(Data excerpts)
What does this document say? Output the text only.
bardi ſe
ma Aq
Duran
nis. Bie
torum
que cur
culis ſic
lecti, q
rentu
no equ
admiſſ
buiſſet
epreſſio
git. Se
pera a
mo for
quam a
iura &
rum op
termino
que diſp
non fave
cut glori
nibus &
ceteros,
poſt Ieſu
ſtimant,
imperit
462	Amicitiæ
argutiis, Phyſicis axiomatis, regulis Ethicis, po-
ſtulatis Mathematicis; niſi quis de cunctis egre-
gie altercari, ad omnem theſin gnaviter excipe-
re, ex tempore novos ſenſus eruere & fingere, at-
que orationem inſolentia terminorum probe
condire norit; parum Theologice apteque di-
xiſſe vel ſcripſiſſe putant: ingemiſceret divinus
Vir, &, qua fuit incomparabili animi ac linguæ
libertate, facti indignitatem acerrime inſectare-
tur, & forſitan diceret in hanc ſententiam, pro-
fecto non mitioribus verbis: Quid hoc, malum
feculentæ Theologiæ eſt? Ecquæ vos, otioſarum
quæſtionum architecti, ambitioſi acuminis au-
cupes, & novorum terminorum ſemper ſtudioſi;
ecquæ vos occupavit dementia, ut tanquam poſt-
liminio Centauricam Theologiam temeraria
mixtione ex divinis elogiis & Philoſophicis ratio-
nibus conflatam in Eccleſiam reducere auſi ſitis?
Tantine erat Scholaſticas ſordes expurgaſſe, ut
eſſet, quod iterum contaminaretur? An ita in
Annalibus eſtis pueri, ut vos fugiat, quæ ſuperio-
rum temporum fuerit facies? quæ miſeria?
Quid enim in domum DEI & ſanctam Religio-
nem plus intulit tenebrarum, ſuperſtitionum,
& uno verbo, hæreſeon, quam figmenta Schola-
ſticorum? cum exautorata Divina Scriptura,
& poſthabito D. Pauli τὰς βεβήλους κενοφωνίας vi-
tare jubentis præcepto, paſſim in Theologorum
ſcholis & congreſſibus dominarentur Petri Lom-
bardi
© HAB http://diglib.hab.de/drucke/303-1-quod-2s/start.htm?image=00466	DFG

# What needs to be done
Print the records once more, exactly as they were given.

# Final result
What does this document say? Output the text only.
bardi ſe
ma Aq
Duran
nis. Bie
torum
que cur
culis ſic
lecti, q
rentu
no equ
admiſſ
buiſſet
epreſſio
git. Se
pera a
mo for
quam a
iura &
rum op
termino
que diſp
non fave
cut glori
nibus &
ceteros,
poſt Ieſu
ſtimant,
imperit
462	Amicitiæ
argutiis, Phyſicis axiomatis, regulis Ethicis, po-
ſtulatis Mathematicis; niſi quis de cunctis egre-
gie altercari, ad omnem theſin gnaviter excipe-
re, ex tempore novos ſenſus eruere & fingere, at-
que orationem inſolentia terminorum probe
condire norit; parum Theologice apteque di-
xiſſe vel ſcripſiſſe putant: ingemiſceret divinus
Vir, &, qua fuit incomparabili animi ac linguæ
libertate, facti indignitatem acerrime inſectare-
tur, & forſitan diceret in hanc ſententiam, pro-
fecto non mitioribus verbis: Quid hoc, malum
feculentæ Theologiæ eſt? Ecquæ vos, otioſarum
quæſtionum architecti, ambitioſi acuminis au-
cupes, & novorum terminorum ſemper ſtudioſi;
ecquæ vos occupavit dementia, ut tanquam poſt-
liminio Centauricam Theologiam temeraria
mixtione ex divinis elogiis & Philoſophicis ratio-
nibus conflatam in Eccleſiam reducere auſi ſitis?
Tantine erat Scholaſticas ſordes expurgaſſe, ut
eſſet, quod iterum contaminaretur? An ita in
Annalibus eſtis pueri, ut vos fugiat, quæ ſuperio-
rum temporum fuerit facies? quæ miſeria?
Quid enim in domum DEI & ſanctam Religio-
nem plus intulit tenebrarum, ſuperſtitionum,
& uno verbo, hæreſeon, quam figmenta Schola-
ſticorum? cum exautorata Divina Scriptura,
& poſthabito D. Pauli τὰς βεβήλους κενοφωνίας vi-
tare jubentis præcepto, paſſim in Theologorum
ſcholis & congreſſibus dominarentur Petri Lom-
bardi
© HAB http://diglib.hab.de/drucke/303-1-quod-2s/start.htm?image=00466	DFG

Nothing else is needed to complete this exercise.